:: Provided information
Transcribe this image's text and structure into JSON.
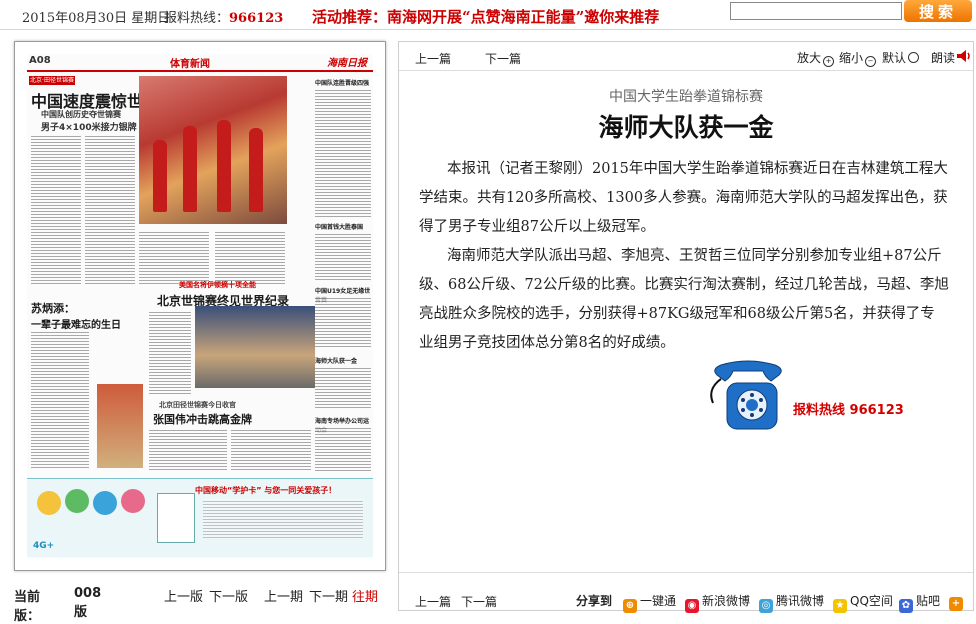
{
  "topbar": {
    "date": "2015年08月30日 星期日",
    "hotline_label": "报料热线：",
    "hotline_number": "966123",
    "promo": "活动推荐：南海网开展“点赞海南正能量”邀你来推荐",
    "search_value": "",
    "search_button": "搜索"
  },
  "paper": {
    "page_no": "A08",
    "section": "体育新闻",
    "logo": "海南日报",
    "tag": "北京·田径世锦赛",
    "headline": "中国速度震惊世界",
    "sub1": "中国队创历史夺世锦赛",
    "sub2": "男子4×100米接力银牌",
    "mid_kicker": "美国名将伊顿摘十项全能",
    "mid_headline": "北京世锦赛终见世界纪录",
    "side_headline1": "苏炳添：",
    "side_headline2": "一辈子最难忘的生日",
    "lower_kicker": "北京田径世锦赛今日收官",
    "lower_headline": "张国伟冲击跳高金牌",
    "col_heads": [
      "中国队连胜晋级四强",
      "中国首钱大胜泰国",
      "中国U19女足无缘世青赛",
      "海师大队获一金",
      "海南专场举办公司运动会"
    ],
    "ad_title": "中国移动“学护卡” 与您一同关爱孩子！",
    "ad_logo": "4G+"
  },
  "paper_nav": {
    "current_label": "当前版：",
    "current_value": "008版",
    "prev_page": "上一版",
    "next_page": "下一版",
    "prev_issue": "上一期",
    "next_issue": "下一期",
    "past_issues": "往期"
  },
  "article": {
    "prev": "上一篇",
    "next": "下一篇",
    "zoom_in": "放大",
    "zoom_out": "缩小",
    "default": "默认",
    "read": "朗读",
    "kicker": "中国大学生跆拳道锦标赛",
    "title": "海师大队获一金",
    "paragraphs": [
      "本报讯（记者王黎刚）2015年中国大学生跆拳道锦标赛近日在吉林建筑工程大学结束。共有120多所高校、1300多人参赛。海南师范大学队的马超发挥出色，获得了男子专业组87公斤以上级冠军。",
      "海南师范大学队派出马超、李旭亮、王贺哲三位同学分别参加专业组+87公斤级、68公斤级、72公斤级的比赛。比赛实行淘汰赛制，经过几轮苦战，马超、李旭亮战胜众多院校的选手，分别获得+87KG级冠军和68级公斤第5名，并获得了专业组男子竞技团体总分第8名的好成绩。"
    ],
    "hotline": "报料热线  966123",
    "bottom_prev": "上一篇",
    "bottom_next": "下一篇",
    "share_label": "分享到",
    "share_items": [
      "一键通",
      "新浪微博",
      "腾讯微博",
      "QQ空间",
      "贴吧"
    ]
  },
  "colors": {
    "accent_red": "#cc0000",
    "search_orange": "#ee7300",
    "phone_blue": "#1f6fc6"
  }
}
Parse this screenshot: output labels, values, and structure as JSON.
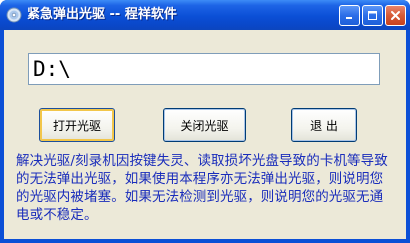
{
  "window": {
    "title": "紧急弹出光驱 -- 程祥软件",
    "minimize_icon": "minimize-icon",
    "maximize_icon": "maximize-icon",
    "close_icon": "close-icon",
    "app_icon": "cd-icon"
  },
  "drive": {
    "value": "D:\\"
  },
  "buttons": {
    "open_label": "打开光驱",
    "close_label": "关闭光驱",
    "exit_label": "退 出"
  },
  "info": {
    "text": "解决光驱/刻录机因按键失灵、读取损坏光盘导致的卡机等导致的无法弹出光驱，如果使用本程序亦无法弹出光驱，则说明您的光驱内被堵塞。如果无法检测到光驱，则说明您的光驱无通电或不稳定。"
  },
  "colors": {
    "titlebar": "#0b4fd6",
    "client_bg": "#ece9d8",
    "info_text": "#1a2dbb"
  }
}
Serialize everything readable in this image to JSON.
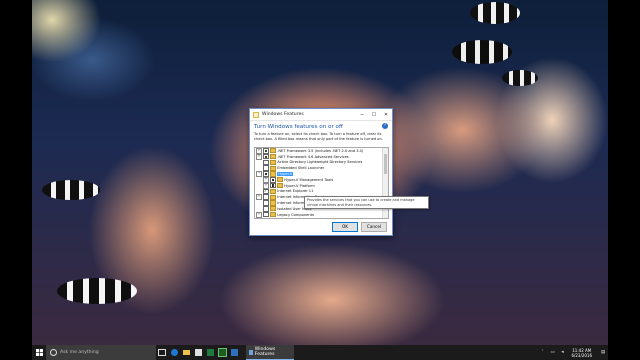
::::
[Aim of the task] All lines from the one holding "Parse this screenshot: output" through the last line of the entries, and nothing else, are to be output exactly; leave out the pictures.

[Correct output]
Parse this screenshot: output labels, values, and structure as JSON.
{
  "window": {
    "title": "紧急弹出光驱 -- 程祥软件",
    "minimize_icon": "minimize-icon",
    "maximize_icon": "maximize-icon",
    "close_icon": "close-icon",
    "app_icon": "cd-icon"
  },
  "drive": {
    "value": "D:\\"
  },
  "buttons": {
    "open_label": "打开光驱",
    "close_label": "关闭光驱",
    "exit_label": "退 出"
  },
  "info": {
    "text": "解决光驱/刻录机因按键失灵、读取损坏光盘导致的卡机等导致的无法弹出光驱，如果使用本程序亦无法弹出光驱，则说明您的光驱内被堵塞。如果无法检测到光驱，则说明您的光驱无通电或不稳定。"
  },
  "colors": {
    "titlebar": "#0b4fd6",
    "client_bg": "#ece9d8",
    "info_text": "#1a2dbb"
  }
}
Serialize everything readable in this image to JSON.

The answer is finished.